__Problem requirements__: Pull every line with the word "JSON" out of the entries below.

--- begin Records shown ---

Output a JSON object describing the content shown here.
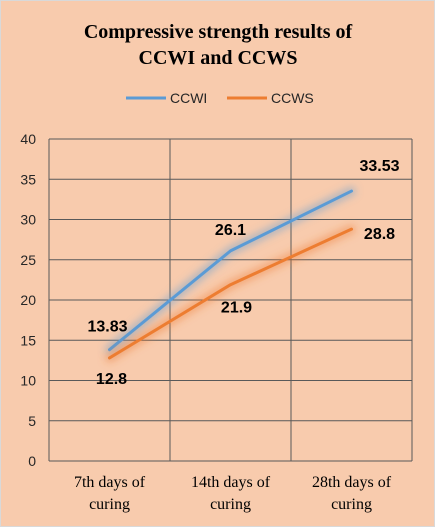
{
  "chart_data": {
    "type": "line",
    "title_lines": [
      "Compressive strength results of",
      "CCWI and CCWS"
    ],
    "categories": [
      [
        "7th days of",
        "curing"
      ],
      [
        "14th days of",
        "curing"
      ],
      [
        "28th days of",
        "curing"
      ]
    ],
    "series": [
      {
        "name": "CCWI",
        "values": [
          13.83,
          26.1,
          33.53
        ],
        "color": "#5b9bd5",
        "labels": [
          "13.83",
          "26.1",
          "33.53"
        ]
      },
      {
        "name": "CCWS",
        "values": [
          12.8,
          21.9,
          28.8
        ],
        "color": "#ed7d31",
        "labels": [
          "12.8",
          "21.9",
          "28.8"
        ]
      }
    ],
    "ylim": [
      0,
      40
    ],
    "y_ticks": [
      "0",
      "5",
      "10",
      "15",
      "20",
      "25",
      "30",
      "35",
      "40"
    ],
    "grid": true,
    "legend_position": "top",
    "background_color": "#f8cbad",
    "gridline_color": "#595959"
  }
}
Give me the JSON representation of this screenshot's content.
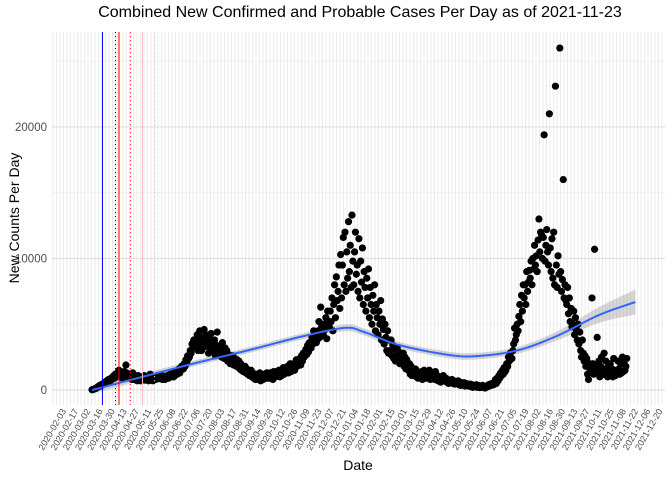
{
  "chart_data": {
    "type": "scatter",
    "title": "Combined New Confirmed and Probable Cases Per Day as of 2021-11-23",
    "xlabel": "Date",
    "ylabel": "New Counts Per Day",
    "xlim": [
      "2020-01-22",
      "2021-12-27"
    ],
    "ylim": [
      -1140,
      27220
    ],
    "y_ticks": [
      0,
      10000,
      20000
    ],
    "y_tick_labels": [
      "0",
      "10000",
      "20000"
    ],
    "y_minor_ticks": [
      5000,
      15000,
      25000
    ],
    "grid": true,
    "point_color": "#000000",
    "x_tick_labels": [
      "2020-02-03",
      "2020-02-17",
      "2020-03-02",
      "2020-03-16",
      "2020-03-30",
      "2020-04-13",
      "2020-04-27",
      "2020-05-11",
      "2020-05-25",
      "2020-06-08",
      "2020-06-22",
      "2020-07-06",
      "2020-07-20",
      "2020-08-03",
      "2020-08-17",
      "2020-08-31",
      "2020-09-14",
      "2020-09-28",
      "2020-10-12",
      "2020-10-26",
      "2020-11-09",
      "2020-11-23",
      "2020-12-07",
      "2020-12-21",
      "2021-01-04",
      "2021-01-18",
      "2021-02-01",
      "2021-02-15",
      "2021-03-01",
      "2021-03-15",
      "2021-03-29",
      "2021-04-12",
      "2021-04-26",
      "2021-05-10",
      "2021-05-24",
      "2021-06-07",
      "2021-06-21",
      "2021-07-05",
      "2021-07-19",
      "2021-08-02",
      "2021-08-16",
      "2021-08-30",
      "2021-09-13",
      "2021-09-27",
      "2021-10-11",
      "2021-10-25",
      "2021-11-08",
      "2021-11-22",
      "2021-12-06",
      "2021-12-20"
    ],
    "x_tick_colors": [
      "#4d4d4d",
      "#3b6fb6",
      "#c8702a",
      "#4d4d4d",
      "#7a5aa8"
    ],
    "daily_counts_by_week": [
      {
        "week_of": "2020-03-08",
        "values": [
          20,
          40,
          60,
          90,
          120,
          150,
          200
        ]
      },
      {
        "week_of": "2020-03-15",
        "values": [
          250,
          300,
          350,
          300,
          400,
          450,
          500
        ]
      },
      {
        "week_of": "2020-03-22",
        "values": [
          500,
          600,
          550,
          700,
          650,
          800,
          750
        ]
      },
      {
        "week_of": "2020-03-29",
        "values": [
          700,
          900,
          800,
          1000,
          1100,
          900,
          1200
        ]
      },
      {
        "week_of": "2020-04-05",
        "values": [
          1000,
          1300,
          1100,
          1500,
          1200,
          1400,
          1000
        ]
      },
      {
        "week_of": "2020-04-12",
        "values": [
          900,
          1200,
          1400,
          1100,
          1900,
          1300,
          1000
        ]
      },
      {
        "week_of": "2020-04-19",
        "values": [
          1000,
          1200,
          900,
          1100,
          800,
          1300,
          1000
        ]
      },
      {
        "week_of": "2020-04-26",
        "values": [
          800,
          1000,
          900,
          700,
          1100,
          850,
          900
        ]
      },
      {
        "week_of": "2020-05-03",
        "values": [
          700,
          900,
          1000,
          800,
          1100,
          750,
          950
        ]
      },
      {
        "week_of": "2020-05-10",
        "values": [
          800,
          1000,
          700,
          900,
          1200,
          850,
          1000
        ]
      },
      {
        "week_of": "2020-05-17",
        "values": [
          700,
          900,
          1000,
          800,
          950,
          1100,
          850
        ]
      },
      {
        "week_of": "2020-05-24",
        "values": [
          900,
          1000,
          850,
          1100,
          800,
          950,
          1050
        ]
      },
      {
        "week_of": "2020-05-31",
        "values": [
          800,
          950,
          1000,
          1100,
          900,
          1050,
          1200
        ]
      },
      {
        "week_of": "2020-06-07",
        "values": [
          1000,
          1100,
          1250,
          1000,
          1300,
          1150,
          1400
        ]
      },
      {
        "week_of": "2020-06-14",
        "values": [
          1200,
          1400,
          1600,
          1300,
          1500,
          1800,
          1700
        ]
      },
      {
        "week_of": "2020-06-21",
        "values": [
          1600,
          2000,
          1800,
          2300,
          2100,
          2600,
          2400
        ]
      },
      {
        "week_of": "2020-06-28",
        "values": [
          2500,
          3000,
          2800,
          3500,
          3200,
          3800,
          3400
        ]
      },
      {
        "week_of": "2020-07-05",
        "values": [
          3200,
          3600,
          4200,
          3000,
          3800,
          4500,
          3400
        ]
      },
      {
        "week_of": "2020-07-12",
        "values": [
          3000,
          4000,
          3600,
          4600,
          3300,
          4200,
          3800
        ]
      },
      {
        "week_of": "2020-07-19",
        "values": [
          3500,
          2800,
          4000,
          3200,
          4300,
          2900,
          3600
        ]
      },
      {
        "week_of": "2020-07-26",
        "values": [
          3000,
          3800,
          2600,
          3400,
          4400,
          3100,
          2700
        ]
      },
      {
        "week_of": "2020-08-02",
        "values": [
          2800,
          3300,
          2500,
          3600,
          2900,
          2400,
          3200
        ]
      },
      {
        "week_of": "2020-08-09",
        "values": [
          2400,
          3000,
          2200,
          2700,
          2500,
          2000,
          2600
        ]
      },
      {
        "week_of": "2020-08-16",
        "values": [
          2100,
          2600,
          1900,
          2400,
          2200,
          1800,
          2300
        ]
      },
      {
        "week_of": "2020-08-23",
        "values": [
          1900,
          2200,
          1600,
          2000,
          1500,
          1800,
          1400
        ]
      },
      {
        "week_of": "2020-08-30",
        "values": [
          1500,
          1800,
          1300,
          1600,
          1200,
          1400,
          1100
        ]
      },
      {
        "week_of": "2020-09-06",
        "values": [
          1200,
          1500,
          1000,
          1300,
          900,
          1100,
          800
        ]
      },
      {
        "week_of": "2020-09-13",
        "values": [
          900,
          1200,
          800,
          1000,
          1300,
          700,
          1100
        ]
      },
      {
        "week_of": "2020-09-20",
        "values": [
          1000,
          800,
          1200,
          900,
          1100,
          1300,
          900
        ]
      },
      {
        "week_of": "2020-09-27",
        "values": [
          1100,
          900,
          1300,
          1000,
          1200,
          800,
          1400
        ]
      },
      {
        "week_of": "2020-10-04",
        "values": [
          1200,
          1000,
          1400,
          1100,
          1300,
          1500,
          1000
        ]
      },
      {
        "week_of": "2020-10-11",
        "values": [
          1300,
          1100,
          1500,
          1700,
          1200,
          1400,
          1600
        ]
      },
      {
        "week_of": "2020-10-18",
        "values": [
          1500,
          1800,
          1300,
          1600,
          2000,
          1400,
          1700
        ]
      },
      {
        "week_of": "2020-10-25",
        "values": [
          1700,
          2000,
          1500,
          1900,
          2300,
          1800,
          2100
        ]
      },
      {
        "week_of": "2020-11-01",
        "values": [
          2000,
          2400,
          1900,
          2600,
          2200,
          2800,
          2500
        ]
      },
      {
        "week_of": "2020-11-08",
        "values": [
          2600,
          3100,
          2700,
          3400,
          2900,
          3600,
          3200
        ]
      },
      {
        "week_of": "2020-11-15",
        "values": [
          3200,
          4000,
          3500,
          4500,
          3800,
          4200,
          3600
        ]
      },
      {
        "week_of": "2020-11-22",
        "values": [
          3800,
          4500,
          5200,
          4000,
          6300,
          4800,
          4300
        ]
      },
      {
        "week_of": "2020-11-29",
        "values": [
          4200,
          5000,
          4600,
          5500,
          3900,
          6000,
          5200
        ]
      },
      {
        "week_of": "2020-12-06",
        "values": [
          4800,
          6000,
          5200,
          7000,
          4500,
          6500,
          8000
        ]
      },
      {
        "week_of": "2020-12-13",
        "values": [
          5500,
          8600,
          6800,
          7500,
          9500,
          6200,
          10300
        ]
      },
      {
        "week_of": "2020-12-20",
        "values": [
          7000,
          9500,
          11600,
          8000,
          12000,
          7500,
          10500
        ]
      },
      {
        "week_of": "2020-12-27",
        "values": [
          8500,
          12800,
          9000,
          11000,
          7800,
          13300,
          9800
        ]
      },
      {
        "week_of": "2021-01-03",
        "values": [
          8000,
          10500,
          12000,
          8800,
          9500,
          7500,
          11500
        ]
      },
      {
        "week_of": "2021-01-10",
        "values": [
          7000,
          9800,
          8200,
          10800,
          6500,
          9000,
          7800
        ]
      },
      {
        "week_of": "2021-01-17",
        "values": [
          6000,
          8500,
          7000,
          9200,
          5500,
          7800,
          6500
        ]
      },
      {
        "week_of": "2021-01-24",
        "values": [
          5000,
          7200,
          6000,
          8000,
          4500,
          6500,
          5500
        ]
      },
      {
        "week_of": "2021-01-31",
        "values": [
          4200,
          6000,
          5000,
          6800,
          3800,
          5400,
          4600
        ]
      },
      {
        "week_of": "2021-02-07",
        "values": [
          3500,
          5000,
          4000,
          3000,
          4500,
          2800,
          3800
        ]
      },
      {
        "week_of": "2021-02-14",
        "values": [
          3000,
          3800,
          2600,
          3400,
          2400,
          3100,
          2200
        ]
      },
      {
        "week_of": "2021-02-21",
        "values": [
          2600,
          3200,
          2200,
          2900,
          2000,
          2700,
          2400
        ]
      },
      {
        "week_of": "2021-02-28",
        "values": [
          2200,
          2800,
          1800,
          2500,
          1600,
          2300,
          2000
        ]
      },
      {
        "week_of": "2021-03-07",
        "values": [
          1500,
          2000,
          1200,
          1800,
          1100,
          1600,
          1400
        ]
      },
      {
        "week_of": "2021-03-14",
        "values": [
          1200,
          1600,
          1000,
          1400,
          900,
          1300,
          1100
        ]
      },
      {
        "week_of": "2021-03-21",
        "values": [
          1000,
          1400,
          800,
          1200,
          1500,
          900,
          1100
        ]
      },
      {
        "week_of": "2021-03-28",
        "values": [
          900,
          1300,
          1000,
          1500,
          800,
          1200,
          1100
        ]
      },
      {
        "week_of": "2021-04-04",
        "values": [
          1000,
          1200,
          800,
          1400,
          900,
          1100,
          700
        ]
      },
      {
        "week_of": "2021-04-11",
        "values": [
          800,
          1000,
          600,
          900,
          700,
          1100,
          800
        ]
      },
      {
        "week_of": "2021-04-18",
        "values": [
          700,
          900,
          600,
          800,
          500,
          750,
          650
        ]
      },
      {
        "week_of": "2021-04-25",
        "values": [
          600,
          800,
          500,
          700,
          450,
          650,
          550
        ]
      },
      {
        "week_of": "2021-05-02",
        "values": [
          500,
          700,
          400,
          600,
          350,
          550,
          450
        ]
      },
      {
        "week_of": "2021-05-09",
        "values": [
          400,
          550,
          300,
          500,
          350,
          450,
          300
        ]
      },
      {
        "week_of": "2021-05-16",
        "values": [
          300,
          450,
          250,
          400,
          200,
          350,
          300
        ]
      },
      {
        "week_of": "2021-05-23",
        "values": [
          250,
          400,
          200,
          350,
          300,
          180,
          280
        ]
      },
      {
        "week_of": "2021-05-30",
        "values": [
          200,
          350,
          250,
          300,
          150,
          280,
          220
        ]
      },
      {
        "week_of": "2021-06-06",
        "values": [
          250,
          400,
          300,
          450,
          350,
          500,
          400
        ]
      },
      {
        "week_of": "2021-06-13",
        "values": [
          400,
          600,
          800,
          500,
          900,
          700,
          1100
        ]
      },
      {
        "week_of": "2021-06-20",
        "values": [
          900,
          1300,
          1100,
          1500,
          1200,
          1700,
          1400
        ]
      },
      {
        "week_of": "2021-06-27",
        "values": [
          1500,
          2000,
          1800,
          2500,
          2200,
          2800,
          2400
        ]
      },
      {
        "week_of": "2021-07-04",
        "values": [
          2400,
          3000,
          3500,
          4700,
          3800,
          4200,
          5000
        ]
      },
      {
        "week_of": "2021-07-11",
        "values": [
          4500,
          5600,
          6500,
          5200,
          7200,
          6000,
          8000
        ]
      },
      {
        "week_of": "2021-07-18",
        "values": [
          7000,
          8000,
          6500,
          9000,
          7500,
          8200,
          9100
        ]
      },
      {
        "week_of": "2021-07-25",
        "values": [
          8500,
          9800,
          8000,
          10000,
          9200,
          11000,
          9500
        ]
      },
      {
        "week_of": "2021-08-01",
        "values": [
          10200,
          9000,
          11400,
          13000,
          10500,
          12000,
          11800
        ]
      },
      {
        "week_of": "2021-08-08",
        "values": [
          10000,
          11600,
          19400,
          9800,
          11000,
          12200,
          10500
        ]
      },
      {
        "week_of": "2021-08-15",
        "values": [
          9500,
          21000,
          10800,
          9000,
          11500,
          8500,
          12000
        ]
      },
      {
        "week_of": "2021-08-22",
        "values": [
          8000,
          23100,
          9500,
          7800,
          10200,
          8800,
          26000
        ]
      },
      {
        "week_of": "2021-08-29",
        "values": [
          9000,
          7500,
          8400,
          16000,
          7000,
          8000,
          6800
        ]
      },
      {
        "week_of": "2021-09-05",
        "values": [
          6500,
          7800,
          5800,
          7000,
          5200,
          6200,
          4800
        ]
      },
      {
        "week_of": "2021-09-12",
        "values": [
          5000,
          6000,
          4200,
          5500,
          4600,
          3800,
          5000
        ]
      },
      {
        "week_of": "2021-09-19",
        "values": [
          3500,
          4400,
          3000,
          2500,
          3800,
          2800,
          2200
        ]
      },
      {
        "week_of": "2021-09-26",
        "values": [
          2600,
          1800,
          2400,
          1200,
          800,
          2000,
          1500
        ]
      },
      {
        "week_of": "2021-10-03",
        "values": [
          1500,
          7000,
          2000,
          1200,
          10700,
          1800,
          1300
        ]
      },
      {
        "week_of": "2021-10-10",
        "values": [
          4000,
          1500,
          2200,
          1000,
          1800,
          2500,
          1300
        ]
      },
      {
        "week_of": "2021-10-17",
        "values": [
          1200,
          2800,
          1600,
          2200,
          1400,
          1000,
          1800
        ]
      },
      {
        "week_of": "2021-10-24",
        "values": [
          1300,
          2000,
          1100,
          1600,
          1000,
          2400,
          1200
        ]
      },
      {
        "week_of": "2021-10-31",
        "values": [
          1100,
          1500,
          1300,
          2200,
          1600,
          1200,
          2000
        ]
      },
      {
        "week_of": "2021-11-07",
        "values": [
          1300,
          2500,
          1400,
          2000,
          1500,
          1800,
          2400
        ]
      }
    ],
    "smooth": {
      "color": "#3366FF",
      "band_color": "#999999",
      "x": [
        "2020-03-08",
        "2020-05-13",
        "2020-07-10",
        "2020-09-05",
        "2020-11-02",
        "2020-12-23",
        "2021-01-15",
        "2021-02-24",
        "2021-04-23",
        "2021-05-27",
        "2021-07-12",
        "2021-08-27",
        "2021-10-12",
        "2021-11-23"
      ],
      "y": [
        0,
        1140,
        2130,
        3040,
        4030,
        4720,
        4410,
        3420,
        2660,
        2590,
        3040,
        4180,
        5700,
        6690
      ],
      "se": [
        300,
        250,
        220,
        220,
        230,
        260,
        260,
        240,
        250,
        250,
        260,
        350,
        600,
        950
      ]
    },
    "reference_lines": [
      {
        "date": "2020-03-20",
        "color": "#0000FF",
        "style": "solid"
      },
      {
        "date": "2020-04-04",
        "color": "#0000FF",
        "style": "dotted"
      },
      {
        "date": "2020-04-08",
        "color": "#FF0000",
        "style": "solid"
      },
      {
        "date": "2020-04-21",
        "color": "#FF0000",
        "style": "dotted"
      },
      {
        "date": "2020-05-05",
        "color": "#FFB6C1",
        "style": "solid"
      },
      {
        "date": "2020-05-19",
        "color": "#FFB6C1",
        "style": "dotted"
      }
    ]
  }
}
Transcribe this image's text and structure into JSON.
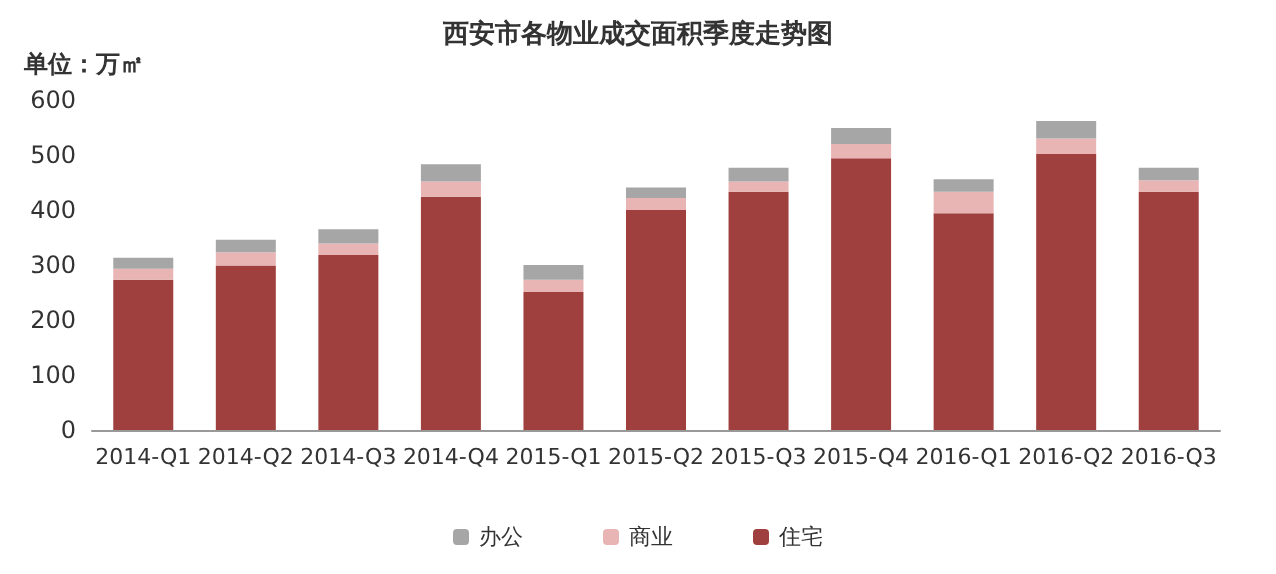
{
  "chart_data": {
    "type": "bar",
    "title": "西安市各物业成交面积季度走势图",
    "ylabel": "单位：万㎡",
    "categories": [
      "2014-Q1",
      "2014-Q2",
      "2014-Q3",
      "2014-Q4",
      "2015-Q1",
      "2015-Q2",
      "2015-Q3",
      "2015-Q4",
      "2016-Q1",
      "2016-Q2",
      "2016-Q3"
    ],
    "stacked": true,
    "ylim": [
      0,
      600
    ],
    "yticks": [
      0,
      100,
      200,
      300,
      400,
      500,
      600
    ],
    "grid": false,
    "legend": "bottom",
    "series": [
      {
        "name": "住宅",
        "color": "#a0403e",
        "values": [
          273,
          299,
          318,
          424,
          251,
          400,
          433,
          494,
          394,
          502,
          433
        ]
      },
      {
        "name": "商业",
        "color": "#e8b4b4",
        "values": [
          20,
          24,
          21,
          28,
          22,
          22,
          19,
          26,
          39,
          28,
          21
        ]
      },
      {
        "name": "办公",
        "color": "#a6a6a6",
        "values": [
          20,
          23,
          26,
          31,
          27,
          19,
          25,
          29,
          23,
          32,
          23
        ]
      }
    ]
  }
}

--- end Records shown ---

__Answer to the problem__:
Output a JSON object describing the content shown here.
Give me the JSON representation of this screenshot's content.
Transcribe this image's text and structure into JSON.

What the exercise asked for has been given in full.